- [Dataset records]
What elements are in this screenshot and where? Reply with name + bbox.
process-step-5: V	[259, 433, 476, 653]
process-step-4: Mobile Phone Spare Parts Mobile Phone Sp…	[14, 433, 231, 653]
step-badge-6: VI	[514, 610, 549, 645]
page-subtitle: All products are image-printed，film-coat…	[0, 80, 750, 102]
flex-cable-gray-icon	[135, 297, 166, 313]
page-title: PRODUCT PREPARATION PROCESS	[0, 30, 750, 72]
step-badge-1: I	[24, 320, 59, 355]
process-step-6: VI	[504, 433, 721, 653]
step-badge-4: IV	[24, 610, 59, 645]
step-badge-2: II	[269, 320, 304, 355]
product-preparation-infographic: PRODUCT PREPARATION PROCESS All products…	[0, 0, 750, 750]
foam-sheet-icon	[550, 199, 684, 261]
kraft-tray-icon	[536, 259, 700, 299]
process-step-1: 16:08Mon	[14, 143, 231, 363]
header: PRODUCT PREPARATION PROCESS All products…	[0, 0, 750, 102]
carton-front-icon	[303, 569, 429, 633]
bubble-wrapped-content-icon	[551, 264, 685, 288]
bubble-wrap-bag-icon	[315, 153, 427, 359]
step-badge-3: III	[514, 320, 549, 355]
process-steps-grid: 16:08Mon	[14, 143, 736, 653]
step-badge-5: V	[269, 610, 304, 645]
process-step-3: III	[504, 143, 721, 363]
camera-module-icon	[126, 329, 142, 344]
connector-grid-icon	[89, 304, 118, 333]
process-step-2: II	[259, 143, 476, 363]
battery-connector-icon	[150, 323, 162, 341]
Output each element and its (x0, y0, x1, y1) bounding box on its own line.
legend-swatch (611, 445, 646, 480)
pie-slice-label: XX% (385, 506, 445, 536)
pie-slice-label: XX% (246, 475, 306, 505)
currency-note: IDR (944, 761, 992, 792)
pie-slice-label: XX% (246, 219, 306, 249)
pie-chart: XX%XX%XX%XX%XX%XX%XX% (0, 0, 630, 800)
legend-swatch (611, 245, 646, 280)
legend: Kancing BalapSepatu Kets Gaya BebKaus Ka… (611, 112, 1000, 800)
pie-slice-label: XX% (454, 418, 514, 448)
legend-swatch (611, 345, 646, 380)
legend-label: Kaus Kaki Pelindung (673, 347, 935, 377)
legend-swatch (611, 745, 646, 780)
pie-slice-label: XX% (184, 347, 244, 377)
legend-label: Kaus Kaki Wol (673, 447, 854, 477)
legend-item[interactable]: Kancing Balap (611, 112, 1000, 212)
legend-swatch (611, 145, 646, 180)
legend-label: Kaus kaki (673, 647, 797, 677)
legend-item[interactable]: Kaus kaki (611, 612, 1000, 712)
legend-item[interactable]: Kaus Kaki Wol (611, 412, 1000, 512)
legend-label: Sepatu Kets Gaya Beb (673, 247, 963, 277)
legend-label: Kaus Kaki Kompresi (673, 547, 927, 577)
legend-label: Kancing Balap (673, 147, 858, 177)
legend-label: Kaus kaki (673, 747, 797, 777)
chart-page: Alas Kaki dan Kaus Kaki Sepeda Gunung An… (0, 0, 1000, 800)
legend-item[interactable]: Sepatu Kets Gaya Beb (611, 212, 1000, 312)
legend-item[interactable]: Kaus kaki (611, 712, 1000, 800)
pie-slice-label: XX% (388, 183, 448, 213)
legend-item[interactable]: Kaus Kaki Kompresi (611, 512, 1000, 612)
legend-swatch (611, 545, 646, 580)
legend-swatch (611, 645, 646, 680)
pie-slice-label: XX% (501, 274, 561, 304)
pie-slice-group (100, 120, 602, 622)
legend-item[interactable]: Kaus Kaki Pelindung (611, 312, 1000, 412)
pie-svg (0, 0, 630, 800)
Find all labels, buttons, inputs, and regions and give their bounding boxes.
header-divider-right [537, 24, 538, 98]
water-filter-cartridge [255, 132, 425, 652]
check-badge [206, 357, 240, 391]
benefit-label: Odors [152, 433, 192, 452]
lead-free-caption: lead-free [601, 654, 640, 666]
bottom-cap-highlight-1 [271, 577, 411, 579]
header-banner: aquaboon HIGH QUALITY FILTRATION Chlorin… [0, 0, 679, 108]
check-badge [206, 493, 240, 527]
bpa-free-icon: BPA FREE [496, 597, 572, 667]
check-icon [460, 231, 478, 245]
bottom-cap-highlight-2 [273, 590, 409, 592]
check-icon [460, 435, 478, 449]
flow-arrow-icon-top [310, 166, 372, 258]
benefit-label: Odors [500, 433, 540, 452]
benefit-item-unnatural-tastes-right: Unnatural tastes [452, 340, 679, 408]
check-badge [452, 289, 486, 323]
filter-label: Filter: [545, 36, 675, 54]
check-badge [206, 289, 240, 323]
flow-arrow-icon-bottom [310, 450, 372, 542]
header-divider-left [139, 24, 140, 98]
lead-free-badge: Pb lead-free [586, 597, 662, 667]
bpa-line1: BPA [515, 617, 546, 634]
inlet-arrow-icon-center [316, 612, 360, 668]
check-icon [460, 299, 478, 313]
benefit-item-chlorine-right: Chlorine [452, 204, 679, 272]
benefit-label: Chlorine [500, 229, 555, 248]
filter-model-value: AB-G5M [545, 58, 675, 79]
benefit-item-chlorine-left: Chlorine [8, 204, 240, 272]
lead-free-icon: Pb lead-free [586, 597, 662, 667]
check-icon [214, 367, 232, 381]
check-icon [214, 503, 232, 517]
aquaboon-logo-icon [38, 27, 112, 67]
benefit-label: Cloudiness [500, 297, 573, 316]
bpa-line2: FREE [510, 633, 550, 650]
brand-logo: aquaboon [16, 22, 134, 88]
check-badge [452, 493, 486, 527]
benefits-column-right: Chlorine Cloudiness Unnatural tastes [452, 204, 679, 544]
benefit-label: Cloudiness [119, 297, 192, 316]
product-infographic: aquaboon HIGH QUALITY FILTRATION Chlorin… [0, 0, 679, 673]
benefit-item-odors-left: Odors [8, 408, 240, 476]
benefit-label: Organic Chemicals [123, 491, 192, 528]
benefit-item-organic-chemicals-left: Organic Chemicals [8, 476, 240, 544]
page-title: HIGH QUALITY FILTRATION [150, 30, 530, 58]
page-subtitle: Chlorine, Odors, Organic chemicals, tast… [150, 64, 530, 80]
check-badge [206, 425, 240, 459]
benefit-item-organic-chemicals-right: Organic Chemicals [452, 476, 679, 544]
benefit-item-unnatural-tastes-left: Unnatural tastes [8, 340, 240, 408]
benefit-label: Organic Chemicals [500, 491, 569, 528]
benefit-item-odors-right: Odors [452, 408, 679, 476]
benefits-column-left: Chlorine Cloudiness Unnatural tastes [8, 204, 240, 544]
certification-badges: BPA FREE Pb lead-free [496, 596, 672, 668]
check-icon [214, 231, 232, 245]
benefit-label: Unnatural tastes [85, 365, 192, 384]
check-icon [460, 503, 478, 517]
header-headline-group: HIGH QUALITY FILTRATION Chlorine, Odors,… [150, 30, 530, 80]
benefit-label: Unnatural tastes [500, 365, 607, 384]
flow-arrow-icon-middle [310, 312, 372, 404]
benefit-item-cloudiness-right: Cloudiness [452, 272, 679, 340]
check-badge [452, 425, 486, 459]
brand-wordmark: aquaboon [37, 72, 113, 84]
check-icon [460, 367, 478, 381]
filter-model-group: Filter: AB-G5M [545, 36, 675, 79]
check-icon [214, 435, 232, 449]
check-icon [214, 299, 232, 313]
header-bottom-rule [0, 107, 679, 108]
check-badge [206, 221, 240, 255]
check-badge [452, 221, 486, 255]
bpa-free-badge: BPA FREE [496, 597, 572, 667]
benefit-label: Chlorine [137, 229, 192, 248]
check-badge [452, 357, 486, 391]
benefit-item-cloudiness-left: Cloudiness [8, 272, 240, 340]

- [What you will do]
Copy the records word for word, starting from their first line and ending with the line that contains "pie-chart: XX%XX%XX%XX%XX%XX%XX% (0, 0, 630, 800)", both lines included.

- [Response for this exercise]
What elements are in this screenshot and where? Reply with name + bbox.
process-step-5: V	[259, 433, 476, 653]
process-step-4: Mobile Phone Spare Parts Mobile Phone Sp…	[14, 433, 231, 653]
step-badge-6: VI	[514, 610, 549, 645]
page-subtitle: All products are image-printed，film-coat…	[0, 80, 750, 102]
flex-cable-gray-icon	[135, 297, 166, 313]
page-title: PRODUCT PREPARATION PROCESS	[0, 30, 750, 72]
step-badge-1: I	[24, 320, 59, 355]
process-step-6: VI	[504, 433, 721, 653]
step-badge-4: IV	[24, 610, 59, 645]
step-badge-2: II	[269, 320, 304, 355]
product-preparation-infographic: PRODUCT PREPARATION PROCESS All products…	[0, 0, 750, 750]
foam-sheet-icon	[550, 199, 684, 261]
kraft-tray-icon	[536, 259, 700, 299]
process-step-1: 16:08Mon	[14, 143, 231, 363]
header: PRODUCT PREPARATION PROCESS All products…	[0, 0, 750, 102]
carton-front-icon	[303, 569, 429, 633]
bubble-wrapped-content-icon	[551, 264, 685, 288]
bubble-wrap-bag-icon	[315, 153, 427, 359]
step-badge-3: III	[514, 320, 549, 355]
process-steps-grid: 16:08Mon	[14, 143, 736, 653]
step-badge-5: V	[269, 610, 304, 645]
process-step-3: III	[504, 143, 721, 363]
camera-module-icon	[126, 329, 142, 344]
connector-grid-icon	[89, 304, 118, 333]
process-step-2: II	[259, 143, 476, 363]
battery-connector-icon	[150, 323, 162, 341]
Output each element and its (x0, y0, x1, y1) bounding box on its own line.
legend-swatch (611, 445, 646, 480)
pie-slice-label: XX% (385, 506, 445, 536)
pie-slice-label: XX% (246, 475, 306, 505)
currency-note: IDR (944, 761, 992, 792)
pie-slice-label: XX% (246, 219, 306, 249)
pie-chart: XX%XX%XX%XX%XX%XX%XX% (0, 0, 630, 800)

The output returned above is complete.